#### Problem details:
Your task is to filter the data below down to the lines holding "category".

#### Materials provided:
※

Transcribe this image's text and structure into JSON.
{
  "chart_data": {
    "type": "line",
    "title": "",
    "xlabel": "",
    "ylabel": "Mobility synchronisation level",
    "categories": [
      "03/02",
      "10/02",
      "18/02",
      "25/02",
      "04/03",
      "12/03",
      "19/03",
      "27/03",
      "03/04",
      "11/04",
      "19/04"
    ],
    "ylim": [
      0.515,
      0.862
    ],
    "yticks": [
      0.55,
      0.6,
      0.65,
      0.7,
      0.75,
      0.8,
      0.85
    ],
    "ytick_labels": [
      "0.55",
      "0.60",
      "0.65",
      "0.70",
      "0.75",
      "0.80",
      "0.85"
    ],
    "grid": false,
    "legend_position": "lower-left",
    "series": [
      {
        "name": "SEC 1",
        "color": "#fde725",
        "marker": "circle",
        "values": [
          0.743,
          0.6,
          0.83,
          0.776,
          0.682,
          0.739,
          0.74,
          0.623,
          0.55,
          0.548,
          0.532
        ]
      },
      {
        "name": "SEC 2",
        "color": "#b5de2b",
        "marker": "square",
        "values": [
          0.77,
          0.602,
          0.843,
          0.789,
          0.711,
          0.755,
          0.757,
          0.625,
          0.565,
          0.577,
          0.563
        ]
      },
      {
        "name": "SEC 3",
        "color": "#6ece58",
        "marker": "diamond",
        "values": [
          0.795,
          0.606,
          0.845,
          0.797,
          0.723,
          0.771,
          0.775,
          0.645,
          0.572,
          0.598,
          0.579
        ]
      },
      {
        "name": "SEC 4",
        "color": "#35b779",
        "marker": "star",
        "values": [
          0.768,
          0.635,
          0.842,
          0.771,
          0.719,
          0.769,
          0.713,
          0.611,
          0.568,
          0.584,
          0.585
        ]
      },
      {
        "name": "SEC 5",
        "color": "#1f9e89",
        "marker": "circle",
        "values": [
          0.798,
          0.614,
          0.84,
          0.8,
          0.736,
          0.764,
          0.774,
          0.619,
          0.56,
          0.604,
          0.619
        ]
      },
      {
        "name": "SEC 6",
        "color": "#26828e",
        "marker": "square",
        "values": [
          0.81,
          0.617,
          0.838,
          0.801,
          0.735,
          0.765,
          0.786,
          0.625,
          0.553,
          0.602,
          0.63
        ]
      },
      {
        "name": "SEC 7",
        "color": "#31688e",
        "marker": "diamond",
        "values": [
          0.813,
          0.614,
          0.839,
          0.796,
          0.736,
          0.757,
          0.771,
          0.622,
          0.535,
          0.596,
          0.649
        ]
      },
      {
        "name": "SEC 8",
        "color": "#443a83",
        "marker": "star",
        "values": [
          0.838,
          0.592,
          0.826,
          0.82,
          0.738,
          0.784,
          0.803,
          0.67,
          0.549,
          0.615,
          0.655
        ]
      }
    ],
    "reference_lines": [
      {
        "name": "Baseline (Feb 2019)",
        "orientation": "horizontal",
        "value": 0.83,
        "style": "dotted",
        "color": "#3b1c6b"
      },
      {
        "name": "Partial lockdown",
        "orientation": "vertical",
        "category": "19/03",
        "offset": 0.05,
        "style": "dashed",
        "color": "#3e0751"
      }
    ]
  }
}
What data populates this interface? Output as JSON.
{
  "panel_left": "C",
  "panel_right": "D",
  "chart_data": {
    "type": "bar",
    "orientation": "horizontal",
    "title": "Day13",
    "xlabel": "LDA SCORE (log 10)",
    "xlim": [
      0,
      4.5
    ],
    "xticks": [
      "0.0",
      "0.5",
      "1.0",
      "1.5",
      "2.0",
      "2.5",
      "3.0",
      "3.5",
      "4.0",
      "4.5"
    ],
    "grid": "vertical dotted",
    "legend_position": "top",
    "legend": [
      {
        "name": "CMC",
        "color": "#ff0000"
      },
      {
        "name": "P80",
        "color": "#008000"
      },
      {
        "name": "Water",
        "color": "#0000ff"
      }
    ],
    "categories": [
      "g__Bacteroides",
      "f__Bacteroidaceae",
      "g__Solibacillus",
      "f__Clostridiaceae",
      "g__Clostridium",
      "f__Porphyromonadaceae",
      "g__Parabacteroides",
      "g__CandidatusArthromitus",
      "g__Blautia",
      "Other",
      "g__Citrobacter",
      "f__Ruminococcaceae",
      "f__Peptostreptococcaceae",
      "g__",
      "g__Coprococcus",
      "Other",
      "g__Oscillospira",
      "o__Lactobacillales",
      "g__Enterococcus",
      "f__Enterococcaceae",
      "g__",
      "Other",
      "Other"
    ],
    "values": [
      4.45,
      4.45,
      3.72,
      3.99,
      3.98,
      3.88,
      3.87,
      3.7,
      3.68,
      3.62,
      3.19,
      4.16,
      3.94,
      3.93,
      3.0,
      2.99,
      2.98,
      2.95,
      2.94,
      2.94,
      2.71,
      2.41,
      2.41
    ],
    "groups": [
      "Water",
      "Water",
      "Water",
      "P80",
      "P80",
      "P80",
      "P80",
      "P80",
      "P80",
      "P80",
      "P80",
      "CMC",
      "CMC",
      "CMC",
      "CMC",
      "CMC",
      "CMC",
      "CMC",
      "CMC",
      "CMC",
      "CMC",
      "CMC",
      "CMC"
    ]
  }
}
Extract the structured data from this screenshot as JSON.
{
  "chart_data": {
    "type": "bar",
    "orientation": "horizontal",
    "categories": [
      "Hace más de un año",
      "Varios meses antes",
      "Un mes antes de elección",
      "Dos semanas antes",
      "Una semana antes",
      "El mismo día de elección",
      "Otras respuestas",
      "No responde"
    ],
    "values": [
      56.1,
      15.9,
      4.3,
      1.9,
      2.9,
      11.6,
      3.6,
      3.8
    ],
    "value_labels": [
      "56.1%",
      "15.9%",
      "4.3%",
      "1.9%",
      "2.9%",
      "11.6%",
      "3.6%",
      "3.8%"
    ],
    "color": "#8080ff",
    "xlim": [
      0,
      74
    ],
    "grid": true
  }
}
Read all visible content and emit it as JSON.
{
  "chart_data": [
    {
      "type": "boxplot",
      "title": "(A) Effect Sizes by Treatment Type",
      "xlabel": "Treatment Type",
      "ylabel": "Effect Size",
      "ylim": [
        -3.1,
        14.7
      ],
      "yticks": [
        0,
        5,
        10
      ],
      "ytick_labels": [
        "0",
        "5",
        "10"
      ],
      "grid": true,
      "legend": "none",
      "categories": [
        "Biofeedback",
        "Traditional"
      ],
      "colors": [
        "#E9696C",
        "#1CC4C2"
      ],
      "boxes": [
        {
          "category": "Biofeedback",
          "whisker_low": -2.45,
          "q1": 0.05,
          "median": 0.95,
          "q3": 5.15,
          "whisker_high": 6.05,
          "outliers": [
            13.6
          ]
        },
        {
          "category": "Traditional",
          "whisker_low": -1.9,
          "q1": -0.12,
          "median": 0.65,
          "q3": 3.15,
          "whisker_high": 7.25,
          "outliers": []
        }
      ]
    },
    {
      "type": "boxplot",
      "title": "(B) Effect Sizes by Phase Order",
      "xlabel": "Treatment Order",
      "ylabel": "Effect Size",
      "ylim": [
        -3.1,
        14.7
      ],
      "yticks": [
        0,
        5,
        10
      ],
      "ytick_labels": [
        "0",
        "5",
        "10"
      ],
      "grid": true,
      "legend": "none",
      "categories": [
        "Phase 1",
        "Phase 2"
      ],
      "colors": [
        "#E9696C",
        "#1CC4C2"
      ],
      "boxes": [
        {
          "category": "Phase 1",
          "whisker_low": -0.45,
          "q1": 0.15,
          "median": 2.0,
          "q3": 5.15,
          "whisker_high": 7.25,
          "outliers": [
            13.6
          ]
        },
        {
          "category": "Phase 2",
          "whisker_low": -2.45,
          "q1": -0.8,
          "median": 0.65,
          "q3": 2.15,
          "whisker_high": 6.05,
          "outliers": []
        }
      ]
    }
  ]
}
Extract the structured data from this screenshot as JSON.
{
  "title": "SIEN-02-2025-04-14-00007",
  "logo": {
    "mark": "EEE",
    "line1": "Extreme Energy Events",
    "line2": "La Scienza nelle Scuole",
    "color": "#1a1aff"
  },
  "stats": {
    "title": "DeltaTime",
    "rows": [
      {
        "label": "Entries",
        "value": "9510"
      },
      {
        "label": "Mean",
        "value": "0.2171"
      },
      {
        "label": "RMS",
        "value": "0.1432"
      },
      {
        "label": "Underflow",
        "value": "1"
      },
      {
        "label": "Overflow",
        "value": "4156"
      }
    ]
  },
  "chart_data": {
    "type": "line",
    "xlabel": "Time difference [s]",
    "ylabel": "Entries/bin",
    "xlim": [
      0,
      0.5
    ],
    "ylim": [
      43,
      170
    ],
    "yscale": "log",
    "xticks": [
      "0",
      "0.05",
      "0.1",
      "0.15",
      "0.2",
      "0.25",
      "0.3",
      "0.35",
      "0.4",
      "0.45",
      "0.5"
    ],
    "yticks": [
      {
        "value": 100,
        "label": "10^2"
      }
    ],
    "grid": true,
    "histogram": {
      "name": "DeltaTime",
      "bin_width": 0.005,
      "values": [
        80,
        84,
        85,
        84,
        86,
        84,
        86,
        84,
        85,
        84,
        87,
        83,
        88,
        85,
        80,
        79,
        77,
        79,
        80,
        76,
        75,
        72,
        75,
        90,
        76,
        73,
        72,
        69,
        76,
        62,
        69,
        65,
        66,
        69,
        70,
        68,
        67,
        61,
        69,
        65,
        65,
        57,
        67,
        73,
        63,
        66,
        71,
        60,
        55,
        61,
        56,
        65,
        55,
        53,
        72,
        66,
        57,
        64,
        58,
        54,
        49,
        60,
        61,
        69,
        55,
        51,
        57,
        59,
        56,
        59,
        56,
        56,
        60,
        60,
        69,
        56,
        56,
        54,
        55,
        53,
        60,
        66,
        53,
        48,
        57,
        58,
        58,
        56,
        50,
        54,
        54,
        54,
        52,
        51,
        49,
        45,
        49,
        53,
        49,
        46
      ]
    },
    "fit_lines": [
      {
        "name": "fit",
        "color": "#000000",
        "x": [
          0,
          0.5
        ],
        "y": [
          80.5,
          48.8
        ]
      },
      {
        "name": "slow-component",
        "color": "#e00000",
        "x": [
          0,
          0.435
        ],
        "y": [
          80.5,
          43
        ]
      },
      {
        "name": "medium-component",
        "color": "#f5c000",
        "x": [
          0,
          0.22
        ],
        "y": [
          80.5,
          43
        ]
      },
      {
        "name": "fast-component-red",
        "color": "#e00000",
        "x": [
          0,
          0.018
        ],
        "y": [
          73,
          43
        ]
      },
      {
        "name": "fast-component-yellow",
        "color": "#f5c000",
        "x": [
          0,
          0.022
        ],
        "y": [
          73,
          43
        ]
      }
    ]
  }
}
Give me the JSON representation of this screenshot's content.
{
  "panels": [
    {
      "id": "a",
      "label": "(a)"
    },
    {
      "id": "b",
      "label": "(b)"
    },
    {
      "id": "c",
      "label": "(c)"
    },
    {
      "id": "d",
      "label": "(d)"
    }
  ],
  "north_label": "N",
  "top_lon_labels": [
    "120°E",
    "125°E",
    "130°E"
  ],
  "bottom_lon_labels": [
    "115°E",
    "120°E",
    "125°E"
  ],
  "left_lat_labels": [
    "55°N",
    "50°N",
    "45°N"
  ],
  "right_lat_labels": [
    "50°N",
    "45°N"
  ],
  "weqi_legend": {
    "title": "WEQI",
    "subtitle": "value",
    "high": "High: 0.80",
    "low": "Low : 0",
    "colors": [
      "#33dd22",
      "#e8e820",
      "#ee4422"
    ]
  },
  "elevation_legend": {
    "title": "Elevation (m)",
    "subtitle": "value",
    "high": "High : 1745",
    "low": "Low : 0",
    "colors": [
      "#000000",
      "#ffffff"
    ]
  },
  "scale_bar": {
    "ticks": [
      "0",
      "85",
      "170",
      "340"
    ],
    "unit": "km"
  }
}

※

#### Exercise output:
        "category": "19/03",
          "category": "Biofeedback",
          "category": "Traditional",
          "category": "Phase 1",
          "category": "Phase 2",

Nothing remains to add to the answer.